- _ANFORDERUNG_
Gib die folgenden Datensätze Zeile für Zeile unverändert wieder.

- _EXTRAHIERTE INFORMATIONEN_
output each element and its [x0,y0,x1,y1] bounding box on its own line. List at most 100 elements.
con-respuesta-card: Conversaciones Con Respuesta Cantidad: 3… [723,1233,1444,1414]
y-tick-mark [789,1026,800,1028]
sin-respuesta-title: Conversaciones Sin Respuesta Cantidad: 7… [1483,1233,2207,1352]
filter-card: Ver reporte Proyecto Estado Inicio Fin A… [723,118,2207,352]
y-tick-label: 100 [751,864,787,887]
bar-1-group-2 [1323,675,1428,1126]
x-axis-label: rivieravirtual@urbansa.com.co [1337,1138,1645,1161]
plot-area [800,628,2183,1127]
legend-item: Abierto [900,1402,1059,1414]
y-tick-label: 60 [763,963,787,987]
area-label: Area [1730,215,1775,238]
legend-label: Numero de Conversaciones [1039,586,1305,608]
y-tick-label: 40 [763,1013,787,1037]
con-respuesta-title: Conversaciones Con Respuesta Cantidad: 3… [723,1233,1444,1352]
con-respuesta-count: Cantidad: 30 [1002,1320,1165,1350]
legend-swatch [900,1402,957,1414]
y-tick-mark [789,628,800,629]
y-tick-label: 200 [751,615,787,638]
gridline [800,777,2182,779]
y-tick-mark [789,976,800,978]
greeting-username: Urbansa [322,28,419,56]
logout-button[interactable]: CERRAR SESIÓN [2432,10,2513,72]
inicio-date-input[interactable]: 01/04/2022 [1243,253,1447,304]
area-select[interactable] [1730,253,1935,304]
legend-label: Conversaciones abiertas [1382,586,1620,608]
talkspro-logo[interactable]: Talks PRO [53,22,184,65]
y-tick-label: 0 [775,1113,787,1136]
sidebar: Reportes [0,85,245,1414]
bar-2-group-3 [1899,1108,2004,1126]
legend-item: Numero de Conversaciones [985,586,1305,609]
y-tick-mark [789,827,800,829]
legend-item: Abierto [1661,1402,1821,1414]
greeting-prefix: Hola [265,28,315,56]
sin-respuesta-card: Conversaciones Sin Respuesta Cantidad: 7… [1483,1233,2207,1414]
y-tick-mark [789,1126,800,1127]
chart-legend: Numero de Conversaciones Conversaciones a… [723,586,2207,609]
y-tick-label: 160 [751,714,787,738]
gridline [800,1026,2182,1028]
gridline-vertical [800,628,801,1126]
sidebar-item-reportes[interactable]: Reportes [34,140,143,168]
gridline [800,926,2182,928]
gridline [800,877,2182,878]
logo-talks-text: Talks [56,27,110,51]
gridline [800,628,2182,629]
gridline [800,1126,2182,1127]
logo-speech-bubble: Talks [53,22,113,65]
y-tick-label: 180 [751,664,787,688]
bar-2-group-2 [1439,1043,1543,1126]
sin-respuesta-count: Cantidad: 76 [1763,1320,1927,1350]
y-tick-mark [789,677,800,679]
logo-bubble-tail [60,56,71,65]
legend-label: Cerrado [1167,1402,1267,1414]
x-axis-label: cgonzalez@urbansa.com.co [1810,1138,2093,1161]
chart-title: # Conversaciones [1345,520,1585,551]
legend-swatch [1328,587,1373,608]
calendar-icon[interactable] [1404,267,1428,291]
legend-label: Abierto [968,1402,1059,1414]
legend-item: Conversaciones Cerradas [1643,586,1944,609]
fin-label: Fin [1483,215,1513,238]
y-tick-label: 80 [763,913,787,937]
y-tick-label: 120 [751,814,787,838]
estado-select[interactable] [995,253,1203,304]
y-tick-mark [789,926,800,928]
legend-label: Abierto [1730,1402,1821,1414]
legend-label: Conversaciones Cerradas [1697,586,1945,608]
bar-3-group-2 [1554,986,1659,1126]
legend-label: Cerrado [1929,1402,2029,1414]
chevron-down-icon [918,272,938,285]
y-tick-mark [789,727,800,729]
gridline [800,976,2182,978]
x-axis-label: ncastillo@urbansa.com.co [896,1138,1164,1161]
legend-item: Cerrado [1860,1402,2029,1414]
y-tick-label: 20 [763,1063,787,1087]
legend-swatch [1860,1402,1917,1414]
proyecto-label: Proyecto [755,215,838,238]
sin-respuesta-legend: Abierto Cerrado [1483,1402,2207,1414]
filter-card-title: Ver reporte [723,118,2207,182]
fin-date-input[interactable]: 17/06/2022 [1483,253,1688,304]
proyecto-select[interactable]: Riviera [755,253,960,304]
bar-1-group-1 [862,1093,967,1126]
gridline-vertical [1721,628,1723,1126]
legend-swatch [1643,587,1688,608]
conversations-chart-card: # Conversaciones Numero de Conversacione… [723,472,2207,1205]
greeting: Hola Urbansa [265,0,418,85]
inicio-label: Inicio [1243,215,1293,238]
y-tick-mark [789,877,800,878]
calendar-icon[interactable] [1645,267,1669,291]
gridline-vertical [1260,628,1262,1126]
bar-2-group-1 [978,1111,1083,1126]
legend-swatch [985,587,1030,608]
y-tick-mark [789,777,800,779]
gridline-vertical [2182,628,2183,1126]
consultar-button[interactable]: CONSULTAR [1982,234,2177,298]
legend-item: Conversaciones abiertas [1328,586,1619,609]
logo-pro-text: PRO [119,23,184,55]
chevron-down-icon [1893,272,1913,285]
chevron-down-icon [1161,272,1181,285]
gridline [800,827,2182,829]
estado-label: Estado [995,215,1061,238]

- _ERGEBNIS DER ÜBUNG_
output each element and its [x0,y0,x1,y1] bounding box on its own line. List at most 100 elements.
con-respuesta-card: Conversaciones Con Respuesta Cantidad: 3… [723,1233,1444,1414]
y-tick-mark [789,1026,800,1028]
sin-respuesta-title: Conversaciones Sin Respuesta Cantidad: 7… [1483,1233,2207,1352]
filter-card: Ver reporte Proyecto Estado Inicio Fin A… [723,118,2207,352]
y-tick-label: 100 [751,864,787,887]
bar-1-group-2 [1323,675,1428,1126]
x-axis-label: rivieravirtual@urbansa.com.co [1337,1138,1645,1161]
plot-area [800,628,2183,1127]
legend-item: Abierto [900,1402,1059,1414]
y-tick-label: 60 [763,963,787,987]
area-label: Area [1730,215,1775,238]
legend-label: Numero de Conversaciones [1039,586,1305,608]
y-tick-label: 40 [763,1013,787,1037]
con-respuesta-title: Conversaciones Con Respuesta Cantidad: 3… [723,1233,1444,1352]
con-respuesta-count: Cantidad: 30 [1002,1320,1165,1350]
legend-swatch [900,1402,957,1414]
y-tick-mark [789,628,800,629]
y-tick-label: 200 [751,615,787,638]
gridline [800,777,2182,779]
y-tick-mark [789,976,800,978]
greeting-username: Urbansa [322,28,419,56]
logout-button[interactable]: CERRAR SESIÓN [2432,10,2513,72]
inicio-date-input[interactable]: 01/04/2022 [1243,253,1447,304]
area-select[interactable] [1730,253,1935,304]
legend-label: Conversaciones abiertas [1382,586,1620,608]
talkspro-logo[interactable]: Talks PRO [53,22,184,65]
y-tick-label: 0 [775,1113,787,1136]
sidebar: Reportes [0,85,245,1414]
bar-2-group-3 [1899,1108,2004,1126]
legend-item: Numero de Conversaciones [985,586,1305,609]
y-tick-mark [789,827,800,829]
legend-item: Abierto [1661,1402,1821,1414]
greeting-prefix: Hola [265,28,315,56]
sin-respuesta-card: Conversaciones Sin Respuesta Cantidad: 7… [1483,1233,2207,1414]
y-tick-mark [789,1126,800,1127]
chart-legend: Numero de Conversaciones Conversaciones a… [723,586,2207,609]
y-tick-label: 160 [751,714,787,738]
gridline [800,1026,2182,1028]
gridline-vertical [800,628,801,1126]
sidebar-item-reportes[interactable]: Reportes [34,140,143,168]
gridline [800,926,2182,928]
gridline [800,877,2182,878]
logo-talks-text: Talks [56,27,110,51]
gridline [800,628,2182,629]
gridline [800,1126,2182,1127]
logo-speech-bubble: Talks [53,22,113,65]
y-tick-label: 180 [751,664,787,688]
bar-2-group-2 [1439,1043,1543,1126]
sin-respuesta-count: Cantidad: 76 [1763,1320,1927,1350]
y-tick-mark [789,677,800,679]
logo-bubble-tail [60,56,71,65]
legend-label: Cerrado [1167,1402,1267,1414]
x-axis-label: cgonzalez@urbansa.com.co [1810,1138,2093,1161]
chart-title: # Conversaciones [1345,520,1585,551]
legend-swatch [1328,587,1373,608]
calendar-icon[interactable] [1404,267,1428,291]
legend-label: Abierto [968,1402,1059,1414]
legend-item: Conversaciones Cerradas [1643,586,1944,609]
fin-label: Fin [1483,215,1513,238]
y-tick-label: 80 [763,913,787,937]
y-tick-label: 120 [751,814,787,838]
estado-select[interactable] [995,253,1203,304]
y-tick-mark [789,926,800,928]
legend-label: Abierto [1730,1402,1821,1414]
legend-label: Conversaciones Cerradas [1697,586,1945,608]
bar-3-group-2 [1554,986,1659,1126]
legend-label: Cerrado [1929,1402,2029,1414]
chevron-down-icon [918,272,938,285]
y-tick-mark [789,727,800,729]
gridline [800,976,2182,978]
x-axis-label: ncastillo@urbansa.com.co [896,1138,1164,1161]
legend-item: Cerrado [1860,1402,2029,1414]
y-tick-label: 20 [763,1063,787,1087]
legend-swatch [1860,1402,1917,1414]
proyecto-label: Proyecto [755,215,838,238]
sin-respuesta-legend: Abierto Cerrado [1483,1402,2207,1414]
filter-card-title: Ver reporte [723,118,2207,182]
fin-date-input[interactable]: 17/06/2022 [1483,253,1688,304]
proyecto-select[interactable]: Riviera [755,253,960,304]
bar-1-group-1 [862,1093,967,1126]
gridline-vertical [1721,628,1723,1126]
legend-swatch [1643,587,1688,608]
conversations-chart-card: # Conversaciones Numero de Conversacione… [723,472,2207,1205]
greeting: Hola Urbansa [265,0,418,85]
inicio-label: Inicio [1243,215,1293,238]
y-tick-mark [789,877,800,878]
calendar-icon[interactable] [1645,267,1669,291]
gridline-vertical [1260,628,1262,1126]
bar-2-group-1 [978,1111,1083,1126]
legend-swatch [985,587,1030,608]
y-tick-mark [789,777,800,779]
gridline-vertical [2182,628,2183,1126]
consultar-button[interactable]: CONSULTAR [1982,234,2177,298]
legend-item: Conversaciones abiertas [1328,586,1619,609]
logo-pro-text: PRO [119,23,184,55]
chevron-down-icon [1893,272,1913,285]
chevron-down-icon [1161,272,1181,285]
gridline [800,827,2182,829]
estado-label: Estado [995,215,1061,238]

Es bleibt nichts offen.